● **Short problem**: Extract all data as written.

Rows from a figure dataset:
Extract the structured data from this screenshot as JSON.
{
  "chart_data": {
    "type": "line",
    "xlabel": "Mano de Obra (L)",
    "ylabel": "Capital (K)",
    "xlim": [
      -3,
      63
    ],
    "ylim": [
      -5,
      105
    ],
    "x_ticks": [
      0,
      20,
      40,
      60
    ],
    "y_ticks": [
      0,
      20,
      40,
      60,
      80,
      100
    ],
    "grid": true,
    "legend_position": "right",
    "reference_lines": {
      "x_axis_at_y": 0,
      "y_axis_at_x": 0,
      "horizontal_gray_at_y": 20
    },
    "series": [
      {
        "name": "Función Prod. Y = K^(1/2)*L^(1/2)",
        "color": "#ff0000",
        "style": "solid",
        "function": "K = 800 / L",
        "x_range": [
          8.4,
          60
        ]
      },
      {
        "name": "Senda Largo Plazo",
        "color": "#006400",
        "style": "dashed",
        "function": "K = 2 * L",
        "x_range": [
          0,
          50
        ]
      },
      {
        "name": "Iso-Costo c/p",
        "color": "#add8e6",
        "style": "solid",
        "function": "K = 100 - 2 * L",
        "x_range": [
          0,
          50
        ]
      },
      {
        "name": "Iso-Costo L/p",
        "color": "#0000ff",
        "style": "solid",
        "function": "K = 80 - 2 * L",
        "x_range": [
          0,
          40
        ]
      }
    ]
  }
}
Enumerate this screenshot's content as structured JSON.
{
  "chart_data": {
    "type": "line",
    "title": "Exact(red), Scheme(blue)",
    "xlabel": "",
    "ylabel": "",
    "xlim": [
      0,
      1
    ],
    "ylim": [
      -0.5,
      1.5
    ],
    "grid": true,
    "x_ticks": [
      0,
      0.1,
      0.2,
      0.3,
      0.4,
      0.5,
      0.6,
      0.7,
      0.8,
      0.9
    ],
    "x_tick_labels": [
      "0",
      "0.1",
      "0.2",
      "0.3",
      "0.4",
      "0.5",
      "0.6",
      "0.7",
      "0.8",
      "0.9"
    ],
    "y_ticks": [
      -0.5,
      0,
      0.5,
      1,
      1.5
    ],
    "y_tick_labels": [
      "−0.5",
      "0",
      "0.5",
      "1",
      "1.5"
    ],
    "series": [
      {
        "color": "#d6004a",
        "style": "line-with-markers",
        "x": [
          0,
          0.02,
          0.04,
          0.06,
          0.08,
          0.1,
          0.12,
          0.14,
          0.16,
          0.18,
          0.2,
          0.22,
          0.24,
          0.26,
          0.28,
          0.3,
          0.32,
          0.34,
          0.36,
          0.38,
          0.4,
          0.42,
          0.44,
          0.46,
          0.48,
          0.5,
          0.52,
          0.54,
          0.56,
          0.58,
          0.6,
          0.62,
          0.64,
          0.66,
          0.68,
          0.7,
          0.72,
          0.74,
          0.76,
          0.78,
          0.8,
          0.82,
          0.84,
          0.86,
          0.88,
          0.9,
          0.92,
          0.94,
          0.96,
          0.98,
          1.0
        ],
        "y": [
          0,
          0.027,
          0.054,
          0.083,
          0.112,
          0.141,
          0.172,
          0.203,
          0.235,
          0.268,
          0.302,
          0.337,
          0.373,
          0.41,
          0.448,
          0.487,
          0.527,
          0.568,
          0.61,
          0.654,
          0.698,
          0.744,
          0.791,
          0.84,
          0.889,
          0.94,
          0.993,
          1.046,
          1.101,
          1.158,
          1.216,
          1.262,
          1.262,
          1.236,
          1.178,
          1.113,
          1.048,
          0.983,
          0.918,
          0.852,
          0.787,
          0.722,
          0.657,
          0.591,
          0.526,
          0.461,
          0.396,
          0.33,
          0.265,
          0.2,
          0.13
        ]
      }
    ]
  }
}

● **Final answer**:
Extract the structured data from this screenshot as JSON.
{
  "chart_data": {
    "type": "line",
    "xlabel": "Mano de Obra (L)",
    "ylabel": "Capital (K)",
    "xlim": [
      -3,
      63
    ],
    "ylim": [
      -5,
      105
    ],
    "x_ticks": [
      0,
      20,
      40,
      60
    ],
    "y_ticks": [
      0,
      20,
      40,
      60,
      80,
      100
    ],
    "grid": true,
    "legend_position": "right",
    "reference_lines": {
      "x_axis_at_y": 0,
      "y_axis_at_x": 0,
      "horizontal_gray_at_y": 20
    },
    "series": [
      {
        "name": "Función Prod. Y = K^(1/2)*L^(1/2)",
        "color": "#ff0000",
        "style": "solid",
        "function": "K = 800 / L",
        "x_range": [
          8.4,
          60
        ]
      },
      {
        "name": "Senda Largo Plazo",
        "color": "#006400",
        "style": "dashed",
        "function": "K = 2 * L",
        "x_range": [
          0,
          50
        ]
      },
      {
        "name": "Iso-Costo c/p",
        "color": "#add8e6",
        "style": "solid",
        "function": "K = 100 - 2 * L",
        "x_range": [
          0,
          50
        ]
      },
      {
        "name": "Iso-Costo L/p",
        "color": "#0000ff",
        "style": "solid",
        "function": "K = 80 - 2 * L",
        "x_range": [
          0,
          40
        ]
      }
    ]
  }
}
Enumerate this screenshot's content as structured JSON.
{
  "chart_data": {
    "type": "line",
    "title": "Exact(red), Scheme(blue)",
    "xlabel": "",
    "ylabel": "",
    "xlim": [
      0,
      1
    ],
    "ylim": [
      -0.5,
      1.5
    ],
    "grid": true,
    "x_ticks": [
      0,
      0.1,
      0.2,
      0.3,
      0.4,
      0.5,
      0.6,
      0.7,
      0.8,
      0.9
    ],
    "x_tick_labels": [
      "0",
      "0.1",
      "0.2",
      "0.3",
      "0.4",
      "0.5",
      "0.6",
      "0.7",
      "0.8",
      "0.9"
    ],
    "y_ticks": [
      -0.5,
      0,
      0.5,
      1,
      1.5
    ],
    "y_tick_labels": [
      "−0.5",
      "0",
      "0.5",
      "1",
      "1.5"
    ],
    "series": [
      {
        "color": "#d6004a",
        "style": "line-with-markers",
        "x": [
          0,
          0.02,
          0.04,
          0.06,
          0.08,
          0.1,
          0.12,
          0.14,
          0.16,
          0.18,
          0.2,
          0.22,
          0.24,
          0.26,
          0.28,
          0.3,
          0.32,
          0.34,
          0.36,
          0.38,
          0.4,
          0.42,
          0.44,
          0.46,
          0.48,
          0.5,
          0.52,
          0.54,
          0.56,
          0.58,
          0.6,
          0.62,
          0.64,
          0.66,
          0.68,
          0.7,
          0.72,
          0.74,
          0.76,
          0.78,
          0.8,
          0.82,
          0.84,
          0.86,
          0.88,
          0.9,
          0.92,
          0.94,
          0.96,
          0.98,
          1.0
        ],
        "y": [
          0,
          0.027,
          0.054,
          0.083,
          0.112,
          0.141,
          0.172,
          0.203,
          0.235,
          0.268,
          0.302,
          0.337,
          0.373,
          0.41,
          0.448,
          0.487,
          0.527,
          0.568,
          0.61,
          0.654,
          0.698,
          0.744,
          0.791,
          0.84,
          0.889,
          0.94,
          0.993,
          1.046,
          1.101,
          1.158,
          1.216,
          1.262,
          1.262,
          1.236,
          1.178,
          1.113,
          1.048,
          0.983,
          0.918,
          0.852,
          0.787,
          0.722,
          0.657,
          0.591,
          0.526,
          0.461,
          0.396,
          0.33,
          0.265,
          0.2,
          0.13
        ]
      }
    ]
  }
}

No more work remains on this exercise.